(Set problem A)
Answer these questions using the passage on Richard Francis Burton, each on its own line:
(i) In what year was Burton born?
(ii) What did Burton do that got him expelled from Oxford?
(iii) Where did Burton's first army posting take him?
(Set problem B)
Translate this sentence from the passage on Richard Francis Burton into Spanish: "His first posting took him to Sindh, India."
(Set problem C)
For each statement, say yes or no depending on whether it agrees with the passage on Richard Francis Burton, and quote the words that decide it:
(i) Burton's father was an army colonel.
(ii) Burton left India at the age of 21.
(iii) Burton's report on the brothels was hushed up.

(Passage shown)
===

Explorer, adventurer, investigator and reporter his life was characterized
by excitement, unpredictability and danger.
Richard Francis Burton was born in England in 1821, the son of an
army colonel. Accompanying his parents on their frequent travels
abroad, the young Richard gained both a taste for travel and a linguistic
ability that stayed with him for the rest of his life. Having been
expelled from Oxford university for attending horse-racing (not
the first of the many social misdemeanors Burton was to make in
his life) he joined the army of the East India Company aged 21.
His first posting took him to Sindh, India. Excelling at languages,
and with a penchant for disguise, adventure and reconnaissance,
he made a first class intelligence officer- penetrating souks and
bazaars to bring back information for his commander Sir Charles
Napier. His promising career ended however, after an assignment
to investigate homosexual brothels. His report revealed the extent
to which such brothels were frequented by British officers and,
after Napier's departure from India, Burton's embarassing report
was hushed up and his own departure encouraged. Sick with both disillusion
and cholera, he left India at age 29.

===

(Data section)

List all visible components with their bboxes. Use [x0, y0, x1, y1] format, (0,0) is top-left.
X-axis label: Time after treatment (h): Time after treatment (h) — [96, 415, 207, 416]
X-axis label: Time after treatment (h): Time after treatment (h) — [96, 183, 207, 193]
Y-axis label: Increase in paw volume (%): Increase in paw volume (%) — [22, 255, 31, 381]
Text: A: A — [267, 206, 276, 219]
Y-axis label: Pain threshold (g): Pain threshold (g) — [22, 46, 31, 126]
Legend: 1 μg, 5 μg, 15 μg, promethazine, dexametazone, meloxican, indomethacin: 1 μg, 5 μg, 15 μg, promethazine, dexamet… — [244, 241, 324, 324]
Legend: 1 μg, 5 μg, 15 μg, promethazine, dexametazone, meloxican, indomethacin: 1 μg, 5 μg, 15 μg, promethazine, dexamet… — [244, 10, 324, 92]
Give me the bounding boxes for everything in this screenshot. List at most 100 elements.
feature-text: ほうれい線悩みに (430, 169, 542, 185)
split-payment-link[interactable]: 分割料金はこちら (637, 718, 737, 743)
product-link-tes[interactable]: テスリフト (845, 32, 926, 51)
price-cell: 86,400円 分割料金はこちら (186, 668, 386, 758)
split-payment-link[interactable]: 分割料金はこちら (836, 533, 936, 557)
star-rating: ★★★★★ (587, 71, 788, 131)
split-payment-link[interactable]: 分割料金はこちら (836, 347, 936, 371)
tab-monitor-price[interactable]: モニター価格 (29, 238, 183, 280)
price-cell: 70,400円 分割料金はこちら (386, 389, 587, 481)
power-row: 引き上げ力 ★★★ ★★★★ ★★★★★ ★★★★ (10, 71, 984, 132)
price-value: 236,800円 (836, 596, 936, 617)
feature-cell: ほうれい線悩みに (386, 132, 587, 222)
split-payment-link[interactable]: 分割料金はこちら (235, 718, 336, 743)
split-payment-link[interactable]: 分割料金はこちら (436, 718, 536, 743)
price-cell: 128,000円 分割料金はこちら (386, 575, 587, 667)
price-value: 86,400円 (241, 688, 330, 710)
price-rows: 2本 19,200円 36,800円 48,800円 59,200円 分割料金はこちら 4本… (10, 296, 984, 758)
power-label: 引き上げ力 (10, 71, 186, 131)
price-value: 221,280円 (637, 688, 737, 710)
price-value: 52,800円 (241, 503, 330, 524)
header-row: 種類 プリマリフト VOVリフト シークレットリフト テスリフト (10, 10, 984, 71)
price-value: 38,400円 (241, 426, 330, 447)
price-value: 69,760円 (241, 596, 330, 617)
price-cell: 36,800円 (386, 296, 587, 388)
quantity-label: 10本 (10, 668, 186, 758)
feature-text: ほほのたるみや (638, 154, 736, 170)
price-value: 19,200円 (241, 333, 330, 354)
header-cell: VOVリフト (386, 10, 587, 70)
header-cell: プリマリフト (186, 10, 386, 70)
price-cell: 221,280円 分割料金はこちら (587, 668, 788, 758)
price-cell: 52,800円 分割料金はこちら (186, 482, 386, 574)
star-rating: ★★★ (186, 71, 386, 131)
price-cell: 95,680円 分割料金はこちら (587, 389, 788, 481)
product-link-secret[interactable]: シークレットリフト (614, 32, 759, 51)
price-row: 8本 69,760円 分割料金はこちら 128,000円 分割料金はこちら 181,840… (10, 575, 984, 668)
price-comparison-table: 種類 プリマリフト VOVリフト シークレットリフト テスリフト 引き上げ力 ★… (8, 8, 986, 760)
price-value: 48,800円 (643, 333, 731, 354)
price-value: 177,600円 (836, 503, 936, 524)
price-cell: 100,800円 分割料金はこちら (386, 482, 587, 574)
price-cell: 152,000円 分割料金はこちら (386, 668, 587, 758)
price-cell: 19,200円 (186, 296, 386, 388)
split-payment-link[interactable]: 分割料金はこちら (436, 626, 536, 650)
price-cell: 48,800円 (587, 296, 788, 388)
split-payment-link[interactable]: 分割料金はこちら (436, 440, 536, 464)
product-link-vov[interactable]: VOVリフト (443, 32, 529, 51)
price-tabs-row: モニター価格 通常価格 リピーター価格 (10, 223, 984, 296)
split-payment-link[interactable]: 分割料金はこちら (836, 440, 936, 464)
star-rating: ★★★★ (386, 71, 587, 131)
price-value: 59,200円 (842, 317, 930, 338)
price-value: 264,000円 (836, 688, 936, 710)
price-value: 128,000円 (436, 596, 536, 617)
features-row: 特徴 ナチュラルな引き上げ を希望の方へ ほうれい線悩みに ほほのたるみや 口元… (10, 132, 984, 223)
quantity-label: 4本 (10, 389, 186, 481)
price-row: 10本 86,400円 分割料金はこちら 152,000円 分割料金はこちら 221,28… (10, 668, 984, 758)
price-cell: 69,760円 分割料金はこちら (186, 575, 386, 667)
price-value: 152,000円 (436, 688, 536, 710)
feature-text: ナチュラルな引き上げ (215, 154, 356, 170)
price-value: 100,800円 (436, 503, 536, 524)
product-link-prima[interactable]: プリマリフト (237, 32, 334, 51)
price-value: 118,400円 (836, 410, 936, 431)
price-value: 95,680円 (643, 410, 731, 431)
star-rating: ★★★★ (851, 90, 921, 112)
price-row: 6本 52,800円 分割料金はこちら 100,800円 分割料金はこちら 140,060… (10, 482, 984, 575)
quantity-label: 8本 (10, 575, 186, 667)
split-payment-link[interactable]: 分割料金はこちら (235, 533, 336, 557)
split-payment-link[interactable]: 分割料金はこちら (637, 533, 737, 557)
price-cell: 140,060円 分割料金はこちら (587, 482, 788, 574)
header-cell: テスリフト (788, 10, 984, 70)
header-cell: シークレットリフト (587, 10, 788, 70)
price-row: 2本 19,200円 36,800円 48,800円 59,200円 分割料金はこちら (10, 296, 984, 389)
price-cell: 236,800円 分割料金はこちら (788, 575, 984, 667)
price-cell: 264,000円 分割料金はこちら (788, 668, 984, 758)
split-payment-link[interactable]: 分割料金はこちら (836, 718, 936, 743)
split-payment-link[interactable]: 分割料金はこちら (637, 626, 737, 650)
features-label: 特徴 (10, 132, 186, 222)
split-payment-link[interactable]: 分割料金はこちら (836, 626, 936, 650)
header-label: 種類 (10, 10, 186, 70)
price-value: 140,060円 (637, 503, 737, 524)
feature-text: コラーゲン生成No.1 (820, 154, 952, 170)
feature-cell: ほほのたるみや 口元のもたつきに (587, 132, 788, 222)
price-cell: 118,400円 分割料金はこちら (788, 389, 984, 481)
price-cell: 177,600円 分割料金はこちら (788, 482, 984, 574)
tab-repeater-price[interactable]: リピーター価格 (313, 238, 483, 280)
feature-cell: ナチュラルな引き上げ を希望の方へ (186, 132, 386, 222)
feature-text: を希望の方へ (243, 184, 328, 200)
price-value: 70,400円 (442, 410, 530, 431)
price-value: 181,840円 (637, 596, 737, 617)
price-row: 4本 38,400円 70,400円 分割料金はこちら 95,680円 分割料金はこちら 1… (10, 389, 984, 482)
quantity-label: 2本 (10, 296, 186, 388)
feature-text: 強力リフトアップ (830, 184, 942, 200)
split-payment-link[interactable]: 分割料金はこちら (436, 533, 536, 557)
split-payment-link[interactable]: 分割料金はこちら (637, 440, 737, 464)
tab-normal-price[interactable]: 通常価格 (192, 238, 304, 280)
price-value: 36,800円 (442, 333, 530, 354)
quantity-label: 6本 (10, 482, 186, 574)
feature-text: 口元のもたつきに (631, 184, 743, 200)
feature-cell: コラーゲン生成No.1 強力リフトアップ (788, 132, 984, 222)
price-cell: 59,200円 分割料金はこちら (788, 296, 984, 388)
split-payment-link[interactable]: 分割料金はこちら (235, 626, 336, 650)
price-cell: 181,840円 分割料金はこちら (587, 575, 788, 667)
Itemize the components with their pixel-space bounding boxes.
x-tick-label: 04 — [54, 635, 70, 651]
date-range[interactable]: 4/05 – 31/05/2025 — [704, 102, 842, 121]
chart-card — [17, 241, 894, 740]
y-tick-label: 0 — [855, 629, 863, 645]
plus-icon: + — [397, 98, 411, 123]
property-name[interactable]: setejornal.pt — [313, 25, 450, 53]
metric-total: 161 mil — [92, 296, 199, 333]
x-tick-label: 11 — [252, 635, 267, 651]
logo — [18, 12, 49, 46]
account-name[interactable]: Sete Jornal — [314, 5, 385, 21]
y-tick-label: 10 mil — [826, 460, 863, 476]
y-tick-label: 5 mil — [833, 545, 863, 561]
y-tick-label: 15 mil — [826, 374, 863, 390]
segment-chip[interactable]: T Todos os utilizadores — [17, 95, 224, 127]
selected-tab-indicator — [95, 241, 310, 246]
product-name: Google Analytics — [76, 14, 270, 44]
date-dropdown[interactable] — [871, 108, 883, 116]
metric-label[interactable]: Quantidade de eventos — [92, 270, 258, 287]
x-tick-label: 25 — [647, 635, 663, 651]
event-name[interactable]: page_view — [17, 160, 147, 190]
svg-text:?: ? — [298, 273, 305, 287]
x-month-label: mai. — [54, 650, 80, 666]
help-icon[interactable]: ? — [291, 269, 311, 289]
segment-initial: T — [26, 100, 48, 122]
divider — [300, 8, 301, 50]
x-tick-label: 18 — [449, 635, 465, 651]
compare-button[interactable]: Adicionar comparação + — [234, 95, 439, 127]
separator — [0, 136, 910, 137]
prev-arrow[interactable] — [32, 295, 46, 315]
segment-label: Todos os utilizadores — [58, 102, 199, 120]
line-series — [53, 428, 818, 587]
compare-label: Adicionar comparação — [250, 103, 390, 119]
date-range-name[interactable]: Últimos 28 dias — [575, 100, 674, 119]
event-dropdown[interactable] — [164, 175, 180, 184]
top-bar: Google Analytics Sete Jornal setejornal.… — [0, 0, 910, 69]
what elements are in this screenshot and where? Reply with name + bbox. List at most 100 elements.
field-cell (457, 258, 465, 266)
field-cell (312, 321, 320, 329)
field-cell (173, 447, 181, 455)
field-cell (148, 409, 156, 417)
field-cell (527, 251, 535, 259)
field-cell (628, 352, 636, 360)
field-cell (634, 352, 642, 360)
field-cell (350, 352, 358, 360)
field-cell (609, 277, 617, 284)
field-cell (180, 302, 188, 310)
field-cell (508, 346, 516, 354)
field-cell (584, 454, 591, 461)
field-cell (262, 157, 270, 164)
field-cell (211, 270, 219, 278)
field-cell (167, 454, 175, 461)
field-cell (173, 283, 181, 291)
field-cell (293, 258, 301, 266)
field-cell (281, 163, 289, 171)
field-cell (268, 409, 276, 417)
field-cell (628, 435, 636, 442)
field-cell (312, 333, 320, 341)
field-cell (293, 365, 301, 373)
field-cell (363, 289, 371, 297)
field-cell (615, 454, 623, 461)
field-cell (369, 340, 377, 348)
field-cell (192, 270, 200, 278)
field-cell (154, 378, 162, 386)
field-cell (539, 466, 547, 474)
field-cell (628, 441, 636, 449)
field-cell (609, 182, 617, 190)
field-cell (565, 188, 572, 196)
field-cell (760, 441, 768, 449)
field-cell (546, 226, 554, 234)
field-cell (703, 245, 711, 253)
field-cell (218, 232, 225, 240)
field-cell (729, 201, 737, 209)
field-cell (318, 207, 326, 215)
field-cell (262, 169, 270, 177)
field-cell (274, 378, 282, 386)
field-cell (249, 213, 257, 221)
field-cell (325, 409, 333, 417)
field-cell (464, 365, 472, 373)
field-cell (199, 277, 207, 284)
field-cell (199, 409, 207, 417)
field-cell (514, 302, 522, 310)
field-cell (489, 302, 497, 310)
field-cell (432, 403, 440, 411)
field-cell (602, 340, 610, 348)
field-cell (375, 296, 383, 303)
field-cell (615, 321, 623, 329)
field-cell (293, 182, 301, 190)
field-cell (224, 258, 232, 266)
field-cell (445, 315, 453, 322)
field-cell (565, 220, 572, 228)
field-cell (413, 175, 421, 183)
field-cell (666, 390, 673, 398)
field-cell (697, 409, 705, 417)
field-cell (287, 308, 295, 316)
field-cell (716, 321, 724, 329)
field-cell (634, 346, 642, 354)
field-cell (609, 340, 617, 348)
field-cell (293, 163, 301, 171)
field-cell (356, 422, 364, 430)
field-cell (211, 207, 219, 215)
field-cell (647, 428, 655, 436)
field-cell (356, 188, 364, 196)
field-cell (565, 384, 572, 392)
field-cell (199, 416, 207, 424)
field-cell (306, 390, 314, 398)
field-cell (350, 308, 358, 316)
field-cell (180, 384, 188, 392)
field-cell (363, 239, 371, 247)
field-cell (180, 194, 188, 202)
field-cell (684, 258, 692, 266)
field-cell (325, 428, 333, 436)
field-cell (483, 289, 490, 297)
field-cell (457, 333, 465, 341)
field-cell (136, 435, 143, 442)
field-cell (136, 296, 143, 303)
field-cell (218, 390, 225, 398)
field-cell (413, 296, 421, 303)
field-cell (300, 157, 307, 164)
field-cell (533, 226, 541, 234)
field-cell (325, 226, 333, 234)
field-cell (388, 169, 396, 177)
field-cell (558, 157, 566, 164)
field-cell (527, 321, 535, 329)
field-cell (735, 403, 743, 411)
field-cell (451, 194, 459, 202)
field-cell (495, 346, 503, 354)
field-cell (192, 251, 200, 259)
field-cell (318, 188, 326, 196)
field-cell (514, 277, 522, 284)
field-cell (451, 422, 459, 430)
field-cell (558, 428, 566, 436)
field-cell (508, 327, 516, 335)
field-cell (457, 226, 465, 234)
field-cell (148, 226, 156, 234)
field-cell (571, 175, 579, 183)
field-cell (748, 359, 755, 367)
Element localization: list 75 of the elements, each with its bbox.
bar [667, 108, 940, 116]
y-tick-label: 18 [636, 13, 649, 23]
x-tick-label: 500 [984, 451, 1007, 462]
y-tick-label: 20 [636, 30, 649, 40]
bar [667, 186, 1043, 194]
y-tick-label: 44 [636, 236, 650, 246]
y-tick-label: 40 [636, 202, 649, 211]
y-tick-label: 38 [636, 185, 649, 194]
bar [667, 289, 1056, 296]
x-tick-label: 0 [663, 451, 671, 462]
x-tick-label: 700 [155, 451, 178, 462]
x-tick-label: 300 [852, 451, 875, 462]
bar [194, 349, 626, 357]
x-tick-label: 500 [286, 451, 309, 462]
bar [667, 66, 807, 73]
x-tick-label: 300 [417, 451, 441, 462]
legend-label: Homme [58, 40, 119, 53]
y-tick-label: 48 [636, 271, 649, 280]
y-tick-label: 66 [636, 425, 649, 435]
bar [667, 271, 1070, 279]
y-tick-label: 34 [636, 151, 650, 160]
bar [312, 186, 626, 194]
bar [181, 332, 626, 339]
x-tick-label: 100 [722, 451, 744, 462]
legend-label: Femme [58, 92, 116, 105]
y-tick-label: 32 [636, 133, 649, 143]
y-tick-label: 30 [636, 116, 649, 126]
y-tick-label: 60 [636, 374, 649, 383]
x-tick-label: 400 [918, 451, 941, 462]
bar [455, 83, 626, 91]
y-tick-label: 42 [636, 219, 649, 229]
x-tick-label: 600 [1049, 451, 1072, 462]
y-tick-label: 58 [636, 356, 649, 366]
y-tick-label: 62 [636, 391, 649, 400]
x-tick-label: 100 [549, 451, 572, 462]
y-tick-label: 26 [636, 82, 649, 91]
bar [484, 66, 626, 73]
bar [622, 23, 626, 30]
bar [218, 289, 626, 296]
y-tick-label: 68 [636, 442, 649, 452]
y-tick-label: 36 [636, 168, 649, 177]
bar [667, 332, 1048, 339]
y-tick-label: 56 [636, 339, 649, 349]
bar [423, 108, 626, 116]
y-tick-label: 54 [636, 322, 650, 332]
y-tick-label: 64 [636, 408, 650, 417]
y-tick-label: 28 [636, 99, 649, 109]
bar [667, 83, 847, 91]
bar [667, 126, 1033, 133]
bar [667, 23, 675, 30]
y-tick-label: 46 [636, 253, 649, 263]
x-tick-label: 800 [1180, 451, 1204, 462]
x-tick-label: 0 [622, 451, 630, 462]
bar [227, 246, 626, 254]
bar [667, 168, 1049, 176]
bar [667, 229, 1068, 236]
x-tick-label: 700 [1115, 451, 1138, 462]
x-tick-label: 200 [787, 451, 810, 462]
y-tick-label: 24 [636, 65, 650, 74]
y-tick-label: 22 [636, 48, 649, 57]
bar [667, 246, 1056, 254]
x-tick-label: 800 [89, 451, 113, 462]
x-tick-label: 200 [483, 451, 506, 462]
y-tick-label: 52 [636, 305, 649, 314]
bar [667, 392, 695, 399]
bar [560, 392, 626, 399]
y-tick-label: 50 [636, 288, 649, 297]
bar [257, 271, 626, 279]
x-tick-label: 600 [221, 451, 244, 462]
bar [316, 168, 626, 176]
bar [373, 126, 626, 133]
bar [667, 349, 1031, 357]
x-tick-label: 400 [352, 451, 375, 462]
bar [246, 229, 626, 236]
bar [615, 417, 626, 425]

===

(Output A)
(i) 1821
(ii) He attended horse-racing.
(iii) Sindh, India

(Output B)
Su primer destino lo llevó a Sindh, India.

(Output C)
(i) Yes: "the son of an army colonel"
(ii) No: "he left India at age 29"
(iii) Yes: "was hushed up"